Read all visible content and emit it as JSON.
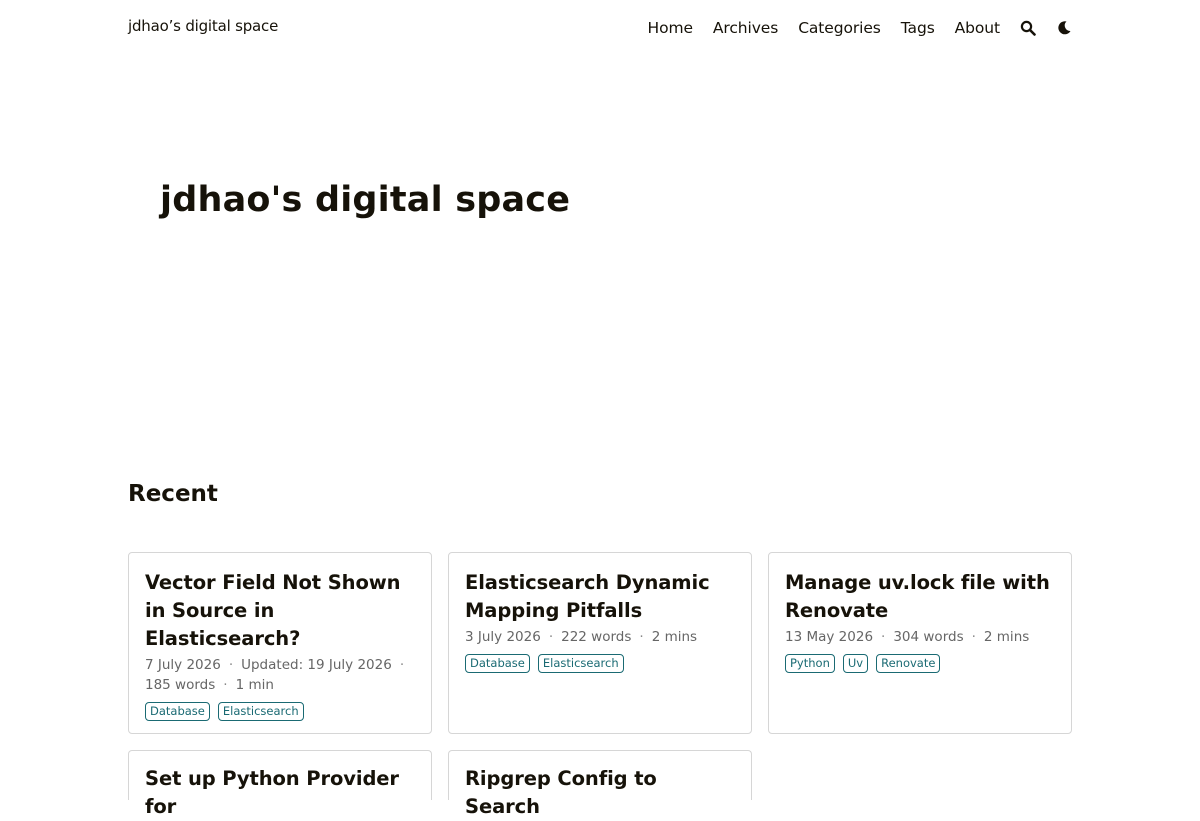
{
  "header": {
    "site_title": "jdhao’s digital space",
    "nav": [
      "Home",
      "Archives",
      "Categories",
      "Tags",
      "About"
    ],
    "icons": [
      "search-icon",
      "theme-toggle-icon"
    ]
  },
  "hero": {
    "title": "jdhao's digital space"
  },
  "recent": {
    "heading": "Recent",
    "posts": [
      {
        "title": "Vector Field Not Shown in Source in Elasticsearch?",
        "date": "7 July 2026",
        "updated": "Updated: 19 July 2026",
        "words": "185 words",
        "time": "1 min",
        "tags": [
          "Database",
          "Elasticsearch"
        ]
      },
      {
        "title": "Elasticsearch Dynamic Mapping Pitfalls",
        "date": "3 July 2026",
        "words": "222 words",
        "time": "2 mins",
        "tags": [
          "Database",
          "Elasticsearch"
        ]
      },
      {
        "title": "Manage uv.lock file with Renovate",
        "date": "13 May 2026",
        "words": "304 words",
        "time": "2 mins",
        "tags": [
          "Python",
          "Uv",
          "Renovate"
        ]
      },
      {
        "title": "Set up Python Provider for"
      },
      {
        "title": "Ripgrep Config to Search"
      }
    ]
  }
}
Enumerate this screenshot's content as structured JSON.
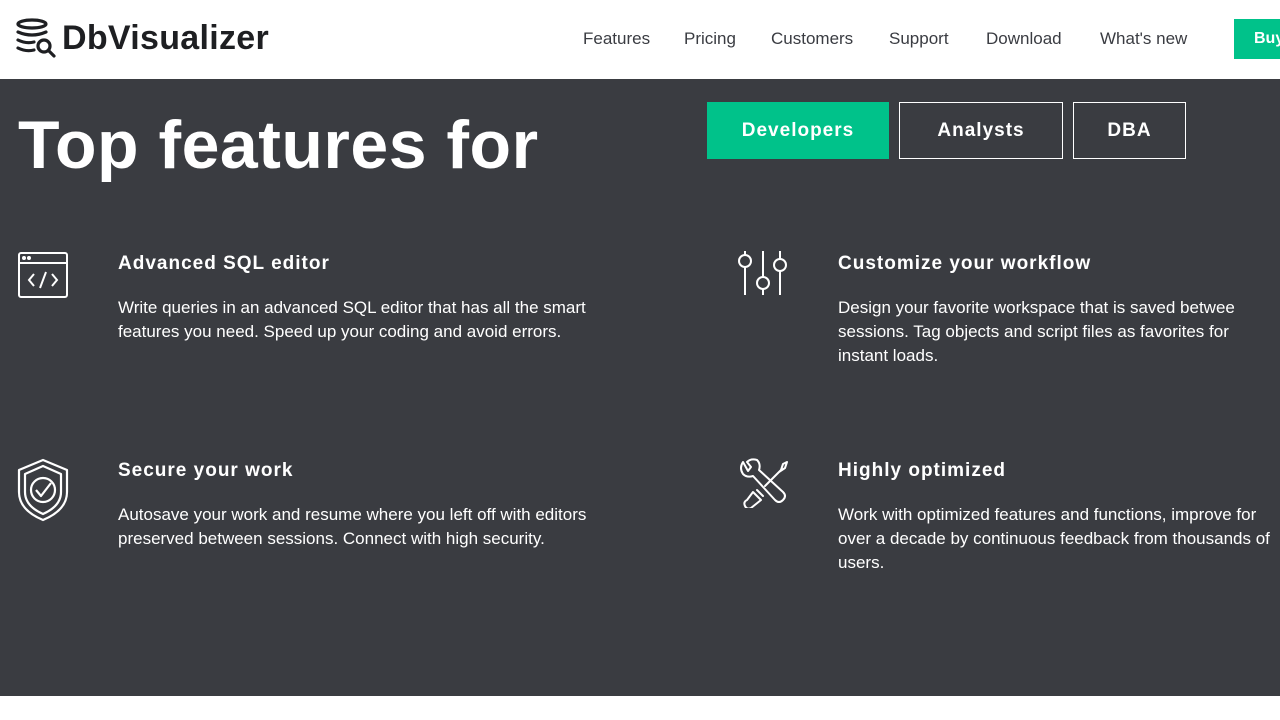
{
  "brand": {
    "name": "DbVisualizer"
  },
  "nav": {
    "items": [
      {
        "label": "Features"
      },
      {
        "label": "Pricing"
      },
      {
        "label": "Customers"
      },
      {
        "label": "Support"
      },
      {
        "label": "Download"
      },
      {
        "label": "What's new"
      }
    ],
    "buy_label": "Buy"
  },
  "hero": {
    "title": "Top features for",
    "tabs": [
      {
        "label": "Developers",
        "active": true
      },
      {
        "label": "Analysts",
        "active": false
      },
      {
        "label": "DBA",
        "active": false
      }
    ]
  },
  "features": [
    {
      "icon": "code-window-icon",
      "title": "Advanced SQL editor",
      "description": "Write queries in an advanced SQL editor that has all the smart features you need. Speed up your coding and avoid errors."
    },
    {
      "icon": "sliders-icon",
      "title": "Customize your workflow",
      "description": "Design your favorite workspace that is saved betwee sessions. Tag objects and script files as favorites for instant loads."
    },
    {
      "icon": "shield-check-icon",
      "title": "Secure your work",
      "description": "Autosave your work and resume where you left off with editors preserved between sessions. Connect with high security."
    },
    {
      "icon": "tools-icon",
      "title": "Highly optimized",
      "description": "Work with optimized features and functions, improve for over a decade by continuous feedback from thousands of users."
    }
  ],
  "colors": {
    "accent": "#00c28a",
    "section_background": "#3a3c41",
    "text_dark": "#1e1f22"
  }
}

## TASK DIRECTIONS
Exactly reproduce each record, leaving out any pictures.

## RESPONSE BELOW
Read all visible content and emit it as JSON.
{
  "header": {
    "site_title": "jdhao’s digital space",
    "nav": [
      "Home",
      "Archives",
      "Categories",
      "Tags",
      "About"
    ],
    "icons": [
      "search-icon",
      "theme-toggle-icon"
    ]
  },
  "hero": {
    "title": "jdhao's digital space"
  },
  "recent": {
    "heading": "Recent",
    "posts": [
      {
        "title": "Vector Field Not Shown in Source in Elasticsearch?",
        "date": "7 July 2026",
        "updated": "Updated: 19 July 2026",
        "words": "185 words",
        "time": "1 min",
        "tags": [
          "Database",
          "Elasticsearch"
        ]
      },
      {
        "title": "Elasticsearch Dynamic Mapping Pitfalls",
        "date": "3 July 2026",
        "words": "222 words",
        "time": "2 mins",
        "tags": [
          "Database",
          "Elasticsearch"
        ]
      },
      {
        "title": "Manage uv.lock file with Renovate",
        "date": "13 May 2026",
        "words": "304 words",
        "time": "2 mins",
        "tags": [
          "Python",
          "Uv",
          "Renovate"
        ]
      },
      {
        "title": "Set up Python Provider for"
      },
      {
        "title": "Ripgrep Config to Search"
      }
    ]
  }
}
Enumerate this screenshot's content as structured JSON.
{
  "brand": {
    "name": "DbVisualizer"
  },
  "nav": {
    "items": [
      {
        "label": "Features"
      },
      {
        "label": "Pricing"
      },
      {
        "label": "Customers"
      },
      {
        "label": "Support"
      },
      {
        "label": "Download"
      },
      {
        "label": "What's new"
      }
    ],
    "buy_label": "Buy"
  },
  "hero": {
    "title": "Top features for",
    "tabs": [
      {
        "label": "Developers",
        "active": true
      },
      {
        "label": "Analysts",
        "active": false
      },
      {
        "label": "DBA",
        "active": false
      }
    ]
  },
  "features": [
    {
      "icon": "code-window-icon",
      "title": "Advanced SQL editor",
      "description": "Write queries in an advanced SQL editor that has all the smart features you need. Speed up your coding and avoid errors."
    },
    {
      "icon": "sliders-icon",
      "title": "Customize your workflow",
      "description": "Design your favorite workspace that is saved betwee sessions. Tag objects and script files as favorites for instant loads."
    },
    {
      "icon": "shield-check-icon",
      "title": "Secure your work",
      "description": "Autosave your work and resume where you left off with editors preserved between sessions. Connect with high security."
    },
    {
      "icon": "tools-icon",
      "title": "Highly optimized",
      "description": "Work with optimized features and functions, improve for over a decade by continuous feedback from thousands of users."
    }
  ],
  "colors": {
    "accent": "#00c28a",
    "section_background": "#3a3c41",
    "text_dark": "#1e1f22"
  }
}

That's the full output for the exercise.